## What the task asks
Retype the listing that follows, word for word.

Stored data:
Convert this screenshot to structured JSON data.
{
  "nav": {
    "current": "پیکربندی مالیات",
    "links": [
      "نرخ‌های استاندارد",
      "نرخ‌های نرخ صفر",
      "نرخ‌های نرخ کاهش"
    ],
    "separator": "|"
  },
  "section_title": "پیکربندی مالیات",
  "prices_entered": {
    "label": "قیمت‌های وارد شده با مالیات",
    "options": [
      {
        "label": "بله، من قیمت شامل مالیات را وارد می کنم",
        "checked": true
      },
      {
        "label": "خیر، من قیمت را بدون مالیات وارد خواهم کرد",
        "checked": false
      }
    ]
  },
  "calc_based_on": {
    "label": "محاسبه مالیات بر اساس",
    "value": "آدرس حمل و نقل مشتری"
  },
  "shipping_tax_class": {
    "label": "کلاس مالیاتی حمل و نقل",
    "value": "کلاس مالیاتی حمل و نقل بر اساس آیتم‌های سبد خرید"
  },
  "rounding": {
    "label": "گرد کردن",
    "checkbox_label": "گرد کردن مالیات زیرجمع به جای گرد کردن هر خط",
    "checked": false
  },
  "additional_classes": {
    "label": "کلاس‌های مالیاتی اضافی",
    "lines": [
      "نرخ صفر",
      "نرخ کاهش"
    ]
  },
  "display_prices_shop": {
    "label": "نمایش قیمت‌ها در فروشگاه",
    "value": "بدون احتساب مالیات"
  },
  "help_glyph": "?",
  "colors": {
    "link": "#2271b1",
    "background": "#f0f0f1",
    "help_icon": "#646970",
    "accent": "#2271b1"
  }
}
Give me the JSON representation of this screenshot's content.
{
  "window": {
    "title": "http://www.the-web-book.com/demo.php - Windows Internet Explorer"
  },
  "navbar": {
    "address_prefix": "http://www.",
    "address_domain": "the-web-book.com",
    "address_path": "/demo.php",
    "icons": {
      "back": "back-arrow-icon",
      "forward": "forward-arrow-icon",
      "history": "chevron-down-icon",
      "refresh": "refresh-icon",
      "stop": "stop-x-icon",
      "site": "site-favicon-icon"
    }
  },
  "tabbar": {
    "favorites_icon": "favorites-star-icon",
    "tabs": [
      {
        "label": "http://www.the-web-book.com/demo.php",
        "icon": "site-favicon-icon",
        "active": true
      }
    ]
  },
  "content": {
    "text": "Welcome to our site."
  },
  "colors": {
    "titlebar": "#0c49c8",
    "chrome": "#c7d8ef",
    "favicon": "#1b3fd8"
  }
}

## Response to the task
Convert this screenshot to structured JSON data.
{
  "nav": {
    "current": "پیکربندی مالیات",
    "links": [
      "نرخ‌های استاندارد",
      "نرخ‌های نرخ صفر",
      "نرخ‌های نرخ کاهش"
    ],
    "separator": "|"
  },
  "section_title": "پیکربندی مالیات",
  "prices_entered": {
    "label": "قیمت‌های وارد شده با مالیات",
    "options": [
      {
        "label": "بله، من قیمت شامل مالیات را وارد می کنم",
        "checked": true
      },
      {
        "label": "خیر، من قیمت را بدون مالیات وارد خواهم کرد",
        "checked": false
      }
    ]
  },
  "calc_based_on": {
    "label": "محاسبه مالیات بر اساس",
    "value": "آدرس حمل و نقل مشتری"
  },
  "shipping_tax_class": {
    "label": "کلاس مالیاتی حمل و نقل",
    "value": "کلاس مالیاتی حمل و نقل بر اساس آیتم‌های سبد خرید"
  },
  "rounding": {
    "label": "گرد کردن",
    "checkbox_label": "گرد کردن مالیات زیرجمع به جای گرد کردن هر خط",
    "checked": false
  },
  "additional_classes": {
    "label": "کلاس‌های مالیاتی اضافی",
    "lines": [
      "نرخ صفر",
      "نرخ کاهش"
    ]
  },
  "display_prices_shop": {
    "label": "نمایش قیمت‌ها در فروشگاه",
    "value": "بدون احتساب مالیات"
  },
  "help_glyph": "?",
  "colors": {
    "link": "#2271b1",
    "background": "#f0f0f1",
    "help_icon": "#646970",
    "accent": "#2271b1"
  }
}
Give me the JSON representation of this screenshot's content.
{
  "window": {
    "title": "http://www.the-web-book.com/demo.php - Windows Internet Explorer"
  },
  "navbar": {
    "address_prefix": "http://www.",
    "address_domain": "the-web-book.com",
    "address_path": "/demo.php",
    "icons": {
      "back": "back-arrow-icon",
      "forward": "forward-arrow-icon",
      "history": "chevron-down-icon",
      "refresh": "refresh-icon",
      "stop": "stop-x-icon",
      "site": "site-favicon-icon"
    }
  },
  "tabbar": {
    "favorites_icon": "favorites-star-icon",
    "tabs": [
      {
        "label": "http://www.the-web-book.com/demo.php",
        "icon": "site-favicon-icon",
        "active": true
      }
    ]
  },
  "content": {
    "text": "Welcome to our site."
  },
  "colors": {
    "titlebar": "#0c49c8",
    "chrome": "#c7d8ef",
    "favicon": "#1b3fd8"
  }
}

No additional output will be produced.